GOAL 1
Name the chart types in which the tutorial on charts with horizontal bands shows the original data.
GOAL 2
Return the passage of the tutorial on charts with horizontal bands that runs from "Chart With Horizontal Bands - Data" up to and including "or Line type.", copied word for word.

EXTRACT PROVIDED
---+---
Chart With Horizontal Bands - Data

Here are the XY (Scatter), Column, and Line charts of our original data.

Original Chart Without Bands

You can start with a chart containing your original data, and add the bands, or you can follow a somewhat easier approach which starts from scratch, building a banded chart, then adding the original data. I’ll start the tutorial with the second approach. Skip ahead to Adding Bands to Existing Chart if you are not starting from scratch.

Starting From Scratch

Select the data for the bands (the shaded range F1:H8) and create a stacked area chart (not stacked 100% area), with series data in rows. The charts all look the same for a few steps, until we actually have a series thathas either XY, Column, or Line type.

Chart With Horizontal Bands - In Progress

This is as good a time as any to apply your fill colors to the bands. It is best to use light shades, so the bands do not overwhelm the original data.

Chart With Horizontal Bands - In Progress

Copy the original data, select your chart, and use paste special to add the data as a new series. It is added as another stacked area series.

Chart With Horizontal Bands - In Progress

Change the added series to the desired chart type (XY Scatter, Column, or Line). Now the charts assume their unique appearances.

Chart With Horizontal Bands - In Progress

Format the new series and assign it to the secondary axis. This was already done in the first chart when the added series was converted to XY type.

Chart With Horizontal Bands - In Progress

Add a secondary horizontal axis to the chart. This was also done in the first chart when the added series was converted to XY type.

Chart With Horizontal Bands - In Progress

The rest of the protocol is the same as for the case where you start with your original chart and add the bands. Skip the next section, and follow the instructions in Finishing the Chart below.

Adding Bands to Existing Chart

Copy the range with the band data (F1:H8 in our example), select the chart, and use Paste Special to add the data as new series, with data in rows.
---+---
DATASET RECORDS
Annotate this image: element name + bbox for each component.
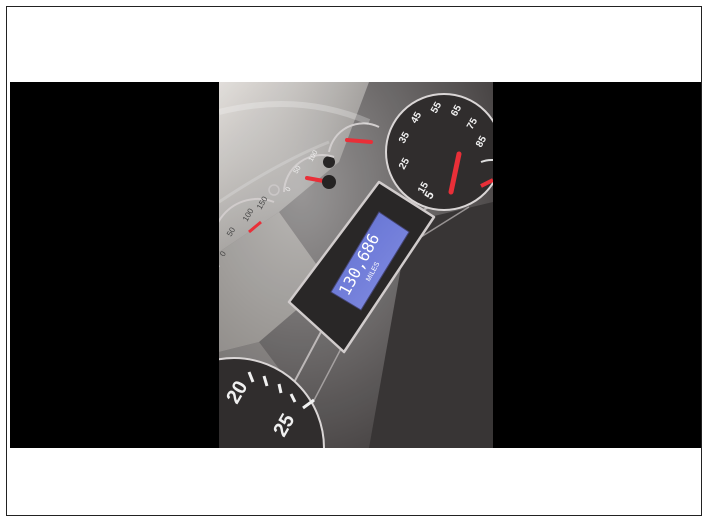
dashboard-photo: 15 25 35 45 55 65 75 85 5 0 50 100 0 50 …	[219, 82, 493, 448]
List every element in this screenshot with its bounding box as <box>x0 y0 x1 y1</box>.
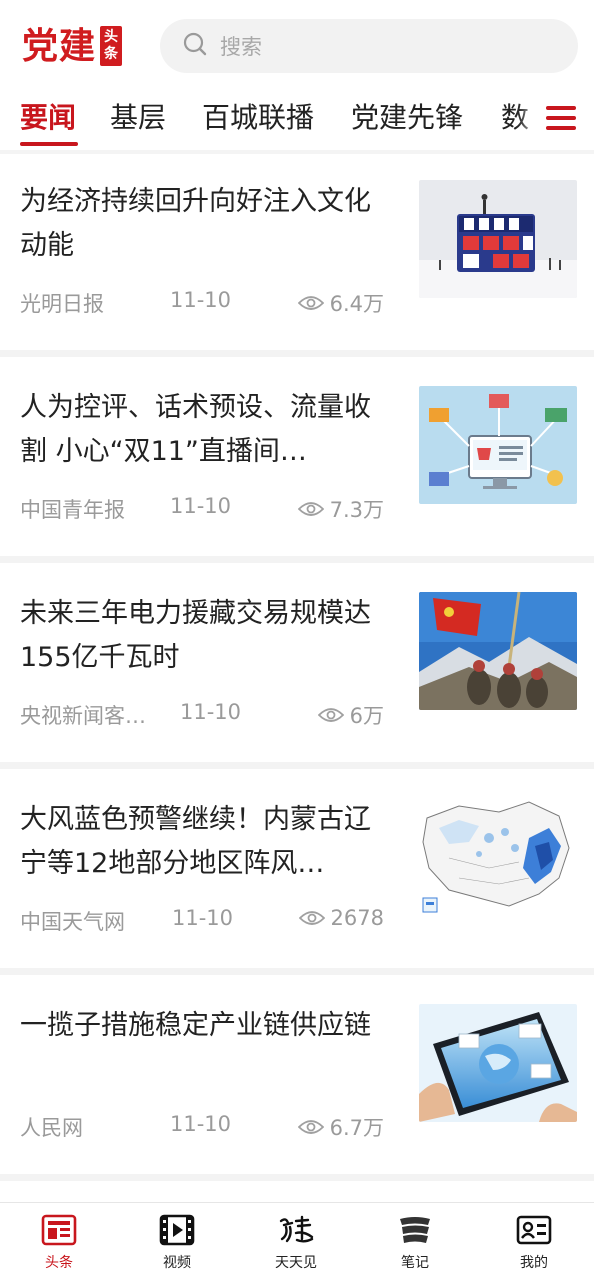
logo-text: 党建 <box>22 25 97 67</box>
news-title: 未来三年电力援藏交易规模达155亿千瓦时 <box>20 598 371 673</box>
eye-icon <box>297 1120 324 1134</box>
news-divider <box>0 1174 594 1181</box>
news-thumbnail[interactable] <box>419 386 577 504</box>
eye-icon <box>297 296 324 310</box>
tab-dangjian-xianfeng[interactable]: 党建先锋 <box>351 92 463 146</box>
news-views-count: 6.7万 <box>329 1116 384 1140</box>
news-date: 11-10 <box>170 494 232 518</box>
nav-label: 视频 <box>163 1255 191 1271</box>
news-meta: 人民网 11-10 6.7万 <box>20 1112 390 1142</box>
news-date: 11-10 <box>180 700 242 724</box>
logo-badge: 头 条 <box>100 26 123 66</box>
eye-icon <box>298 911 325 925</box>
news-source: 人民网 <box>20 1116 83 1140</box>
news-views-count: 6万 <box>349 704 384 728</box>
search-bar[interactable]: 搜索 <box>160 19 578 73</box>
channel-tabs: 要闻 基层 百城联播 党建先锋 数 <box>0 92 594 152</box>
news-meta: 中国天气网 11-10 2678 <box>20 906 390 936</box>
active-tab-indicator <box>20 142 78 146</box>
search-placeholder: 搜索 <box>220 35 262 59</box>
news-source: 中国青年报 <box>20 498 125 522</box>
news-date: 11-10 <box>170 288 232 312</box>
news-source: 中国天气网 <box>20 910 125 934</box>
news-divider <box>0 762 594 769</box>
news-thumbnail[interactable] <box>419 1004 577 1122</box>
news-divider <box>0 350 594 357</box>
logo-badge-bottom: 条 <box>104 46 119 62</box>
app-root: 党建 头 条 搜索 要闻 基层 百城联播 党建先锋 数 为经济持续回升向好注入文… <box>0 0 594 1280</box>
nav-label: 天天见 <box>275 1255 317 1271</box>
tab-jiceng[interactable]: 基层 <box>110 92 166 146</box>
news-date: 11-10 <box>172 906 234 930</box>
notes-icon <box>400 1217 430 1243</box>
search-icon <box>182 31 208 61</box>
news-views: 6.7万 <box>297 1112 384 1142</box>
nav-label: 我的 <box>520 1255 548 1271</box>
news-source: 光明日报 <box>20 292 104 316</box>
news-divider <box>0 968 594 975</box>
channel-menu-icon[interactable] <box>540 100 580 136</box>
news-thumbnail[interactable] <box>419 798 577 916</box>
nav-item-wode[interactable]: 我的 <box>475 1203 593 1280</box>
eye-icon <box>317 708 344 722</box>
news-thumbnail[interactable] <box>419 180 577 298</box>
news-item[interactable]: 未来三年电力援藏交易规模达155亿千瓦时 央视新闻客… 11-10 6万 <box>0 566 594 766</box>
header: 党建 头 条 搜索 <box>0 0 594 92</box>
nav-item-shipin[interactable]: 视频 <box>118 1203 236 1280</box>
eye-icon <box>297 502 324 516</box>
news-title: 为经济持续回升向好注入文化动能 <box>20 186 371 261</box>
calligraphy-dangjian-icon <box>279 1215 314 1243</box>
news-meta: 光明日报 11-10 6.4万 <box>20 288 390 318</box>
news-item[interactable]: 人为控评、话术预设、流量收割 小心“双11”直播间… 中国青年报 11-10 7… <box>0 360 594 560</box>
nav-item-toutiao[interactable]: 头条 <box>0 1203 118 1280</box>
news-title: 大风蓝色预警继续！内蒙古辽宁等12地部分地区阵风… <box>20 804 371 879</box>
news-views: 2678 <box>298 906 384 930</box>
news-thumbnail[interactable] <box>419 592 577 710</box>
tab-yaowen[interactable]: 要闻 <box>20 92 76 146</box>
news-item[interactable]: 一揽子措施稳定产业链供应链 人民网 11-10 6.7万 <box>0 978 594 1178</box>
bottom-nav: 头条 视频 天天见 笔记 我的 <box>0 1202 594 1280</box>
logo-badge-top: 头 <box>104 29 119 45</box>
news-meta: 中国青年报 11-10 7.3万 <box>20 494 390 524</box>
app-logo: 党建 头 条 <box>22 22 123 70</box>
news-views-count: 2678 <box>330 906 384 930</box>
news-views: 7.3万 <box>297 494 384 524</box>
tab-baicheng-lianbo[interactable]: 百城联播 <box>202 92 314 146</box>
news-views: 6.4万 <box>297 288 384 318</box>
nav-label: 笔记 <box>401 1255 429 1271</box>
video-icon <box>159 1214 195 1246</box>
news-views: 6万 <box>317 700 384 730</box>
news-views-count: 7.3万 <box>329 498 384 522</box>
profile-card-icon <box>516 1215 552 1245</box>
news-title: 一揽子措施稳定产业链供应链 <box>20 1010 371 1041</box>
news-source: 央视新闻客… <box>20 704 146 728</box>
newspaper-icon <box>41 1214 77 1246</box>
news-item[interactable]: 大风蓝色预警继续！内蒙古辽宁等12地部分地区阵风… 中国天气网 11-10 26… <box>0 772 594 972</box>
nav-label: 头条 <box>45 1255 73 1271</box>
nav-item-biji[interactable]: 笔记 <box>356 1203 474 1280</box>
news-divider <box>0 556 594 563</box>
news-item[interactable]: 为经济持续回升向好注入文化动能 光明日报 11-10 6.4万 <box>0 154 594 354</box>
tab-shu[interactable]: 数 <box>501 92 529 146</box>
news-date: 11-10 <box>170 1112 232 1136</box>
news-title: 人为控评、话术预设、流量收割 小心“双11”直播间… <box>20 392 371 467</box>
news-views-count: 6.4万 <box>329 292 384 316</box>
nav-item-tiantianjian[interactable]: 天天见 <box>237 1203 355 1280</box>
news-meta: 央视新闻客… 11-10 6万 <box>20 700 390 730</box>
---+---
RESPONSE 1
XY (Scatter), Column, Line

RESPONSE 2
Chart With Horizontal Bands - Data

Here are the XY (Scatter), Column, and Line charts of our original data.

Original Chart Without Bands

You can start with a chart containing your original data, and add the bands, or you can follow a somewhat easier approach which starts from scratch, building a banded chart, then adding the original data. I’ll start the tutorial with the second approach. Skip ahead to Adding Bands to Existing Chart if you are not starting from scratch.

Starting From Scratch

Select the data for the bands (the shaded range F1:H8) and create a stacked area chart (not stacked 100% area), with series data in rows. The charts all look the same for a few steps, until we actually have a series thathas either XY, Column, or Line type.